[GIVEN EXERCISE] Copy out the records word for word, starting with the line that contains "362, 300, 380]" and continuing through the line that contains "54, 46, 68]", both included.

— Begin —

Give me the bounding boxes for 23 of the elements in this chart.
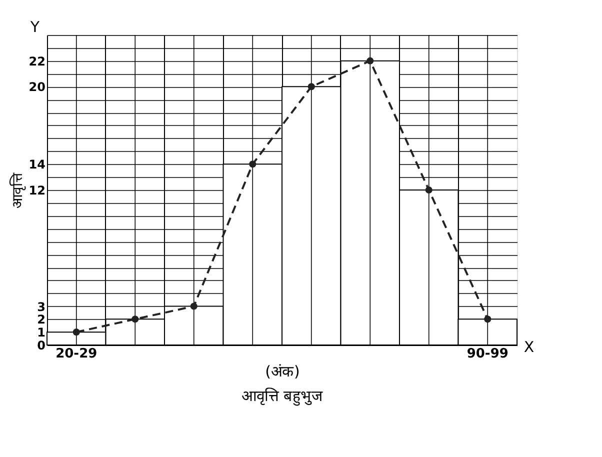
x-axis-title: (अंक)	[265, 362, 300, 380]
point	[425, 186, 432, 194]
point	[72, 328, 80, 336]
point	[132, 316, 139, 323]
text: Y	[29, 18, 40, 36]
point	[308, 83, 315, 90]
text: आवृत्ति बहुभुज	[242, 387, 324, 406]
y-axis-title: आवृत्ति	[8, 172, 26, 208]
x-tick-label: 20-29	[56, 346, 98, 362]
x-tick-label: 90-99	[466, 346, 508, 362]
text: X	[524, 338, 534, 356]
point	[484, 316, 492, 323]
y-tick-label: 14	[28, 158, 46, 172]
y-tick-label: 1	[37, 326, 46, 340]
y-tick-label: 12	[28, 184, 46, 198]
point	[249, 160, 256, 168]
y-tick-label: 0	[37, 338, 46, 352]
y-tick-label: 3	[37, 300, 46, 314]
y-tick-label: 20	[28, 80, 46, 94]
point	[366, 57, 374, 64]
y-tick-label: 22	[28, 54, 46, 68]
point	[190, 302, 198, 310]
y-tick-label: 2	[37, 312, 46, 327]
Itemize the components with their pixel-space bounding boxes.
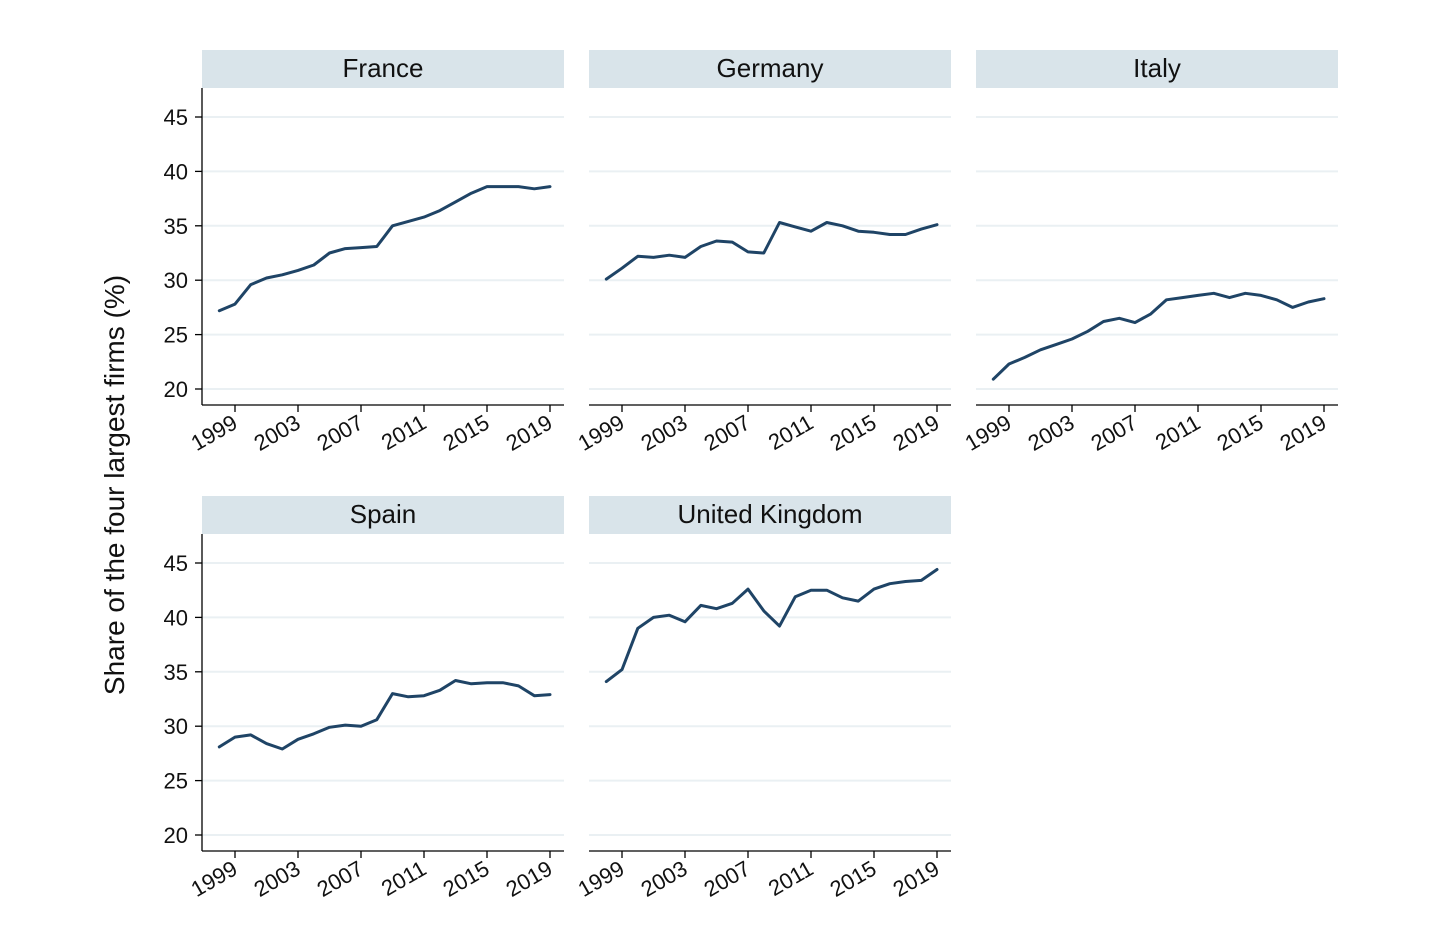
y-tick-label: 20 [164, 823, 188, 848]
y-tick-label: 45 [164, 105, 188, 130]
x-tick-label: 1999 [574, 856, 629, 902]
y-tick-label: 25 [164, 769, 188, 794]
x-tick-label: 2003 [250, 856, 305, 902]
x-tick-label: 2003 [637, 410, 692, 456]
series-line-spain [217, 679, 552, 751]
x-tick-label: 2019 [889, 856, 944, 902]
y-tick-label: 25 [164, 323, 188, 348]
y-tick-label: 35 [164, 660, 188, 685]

— End —

[IN RESPONSE]
x-axis-title: (अंक)	[265, 362, 300, 380]
point	[425, 186, 432, 194]
point	[72, 328, 80, 336]
point	[132, 316, 139, 323]
text: Y	[29, 18, 40, 36]
point	[308, 83, 315, 90]
text: आवृत्ति बहुभुज	[242, 387, 324, 406]
y-axis-title: आवृत्ति	[8, 172, 26, 208]
x-tick-label: 20-29	[56, 346, 98, 362]
x-tick-label: 90-99	[466, 346, 508, 362]
text: X	[524, 338, 534, 356]
point	[484, 316, 492, 323]
y-tick-label: 14	[28, 158, 46, 172]
y-tick-label: 1	[37, 326, 46, 340]
y-tick-label: 12	[28, 184, 46, 198]
point	[249, 160, 256, 168]
y-tick-label: 0	[37, 338, 46, 352]
y-tick-label: 3	[37, 300, 46, 314]
y-tick-label: 20	[28, 80, 46, 94]
point	[366, 57, 374, 64]
y-tick-label: 22	[28, 54, 46, 68]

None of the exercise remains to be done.